#### [Given problem]
For every line in the data below that contains "text", copy the line.

#### [Data extract]
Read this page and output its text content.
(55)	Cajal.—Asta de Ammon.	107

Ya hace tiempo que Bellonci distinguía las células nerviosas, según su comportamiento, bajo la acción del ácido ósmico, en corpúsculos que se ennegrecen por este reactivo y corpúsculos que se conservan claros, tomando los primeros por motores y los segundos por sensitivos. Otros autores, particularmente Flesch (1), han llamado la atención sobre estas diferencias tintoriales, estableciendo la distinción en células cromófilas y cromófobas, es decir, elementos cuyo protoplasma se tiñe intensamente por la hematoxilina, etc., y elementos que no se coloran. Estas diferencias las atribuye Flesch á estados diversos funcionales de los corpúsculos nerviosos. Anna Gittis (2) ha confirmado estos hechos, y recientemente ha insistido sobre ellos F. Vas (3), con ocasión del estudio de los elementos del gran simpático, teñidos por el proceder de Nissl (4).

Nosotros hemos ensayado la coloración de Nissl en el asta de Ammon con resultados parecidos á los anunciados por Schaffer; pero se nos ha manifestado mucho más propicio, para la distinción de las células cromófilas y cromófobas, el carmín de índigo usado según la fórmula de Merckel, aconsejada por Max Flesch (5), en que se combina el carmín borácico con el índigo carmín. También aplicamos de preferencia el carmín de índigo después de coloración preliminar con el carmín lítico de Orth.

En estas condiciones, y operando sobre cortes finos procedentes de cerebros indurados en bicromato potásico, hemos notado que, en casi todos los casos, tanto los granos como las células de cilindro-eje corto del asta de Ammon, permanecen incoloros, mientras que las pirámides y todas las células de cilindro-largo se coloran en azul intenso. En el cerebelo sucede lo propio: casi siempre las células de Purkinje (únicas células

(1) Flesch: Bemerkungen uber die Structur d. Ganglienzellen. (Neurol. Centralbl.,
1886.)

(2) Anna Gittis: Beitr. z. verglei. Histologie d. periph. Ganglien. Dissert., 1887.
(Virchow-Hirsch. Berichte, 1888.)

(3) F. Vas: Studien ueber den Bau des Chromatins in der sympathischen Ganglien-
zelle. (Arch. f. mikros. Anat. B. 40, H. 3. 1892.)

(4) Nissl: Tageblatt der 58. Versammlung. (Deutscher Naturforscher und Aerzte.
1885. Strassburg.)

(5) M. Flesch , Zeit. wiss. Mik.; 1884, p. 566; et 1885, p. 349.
--
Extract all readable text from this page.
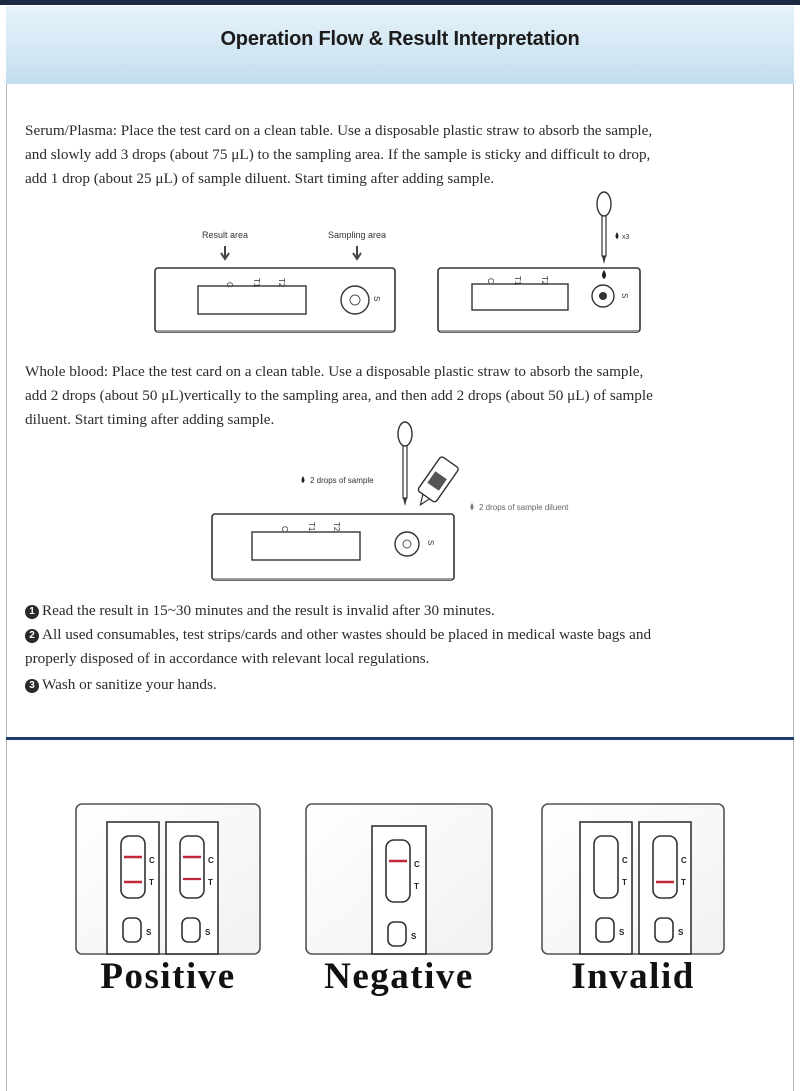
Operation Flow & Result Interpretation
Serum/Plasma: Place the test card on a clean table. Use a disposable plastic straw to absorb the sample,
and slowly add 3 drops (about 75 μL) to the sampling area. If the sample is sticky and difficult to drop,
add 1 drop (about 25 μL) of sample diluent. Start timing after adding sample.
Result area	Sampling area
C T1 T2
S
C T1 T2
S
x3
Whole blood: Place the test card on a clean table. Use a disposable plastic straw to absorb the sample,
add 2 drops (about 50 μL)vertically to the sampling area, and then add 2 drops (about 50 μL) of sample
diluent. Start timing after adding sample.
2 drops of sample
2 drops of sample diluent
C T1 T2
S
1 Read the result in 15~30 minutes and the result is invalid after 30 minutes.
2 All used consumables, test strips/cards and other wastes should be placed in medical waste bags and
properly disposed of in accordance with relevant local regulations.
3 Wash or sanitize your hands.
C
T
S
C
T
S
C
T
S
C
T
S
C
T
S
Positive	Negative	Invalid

#### [Output of the task]
Read this page and output its text content.
Extract all readable text from this page.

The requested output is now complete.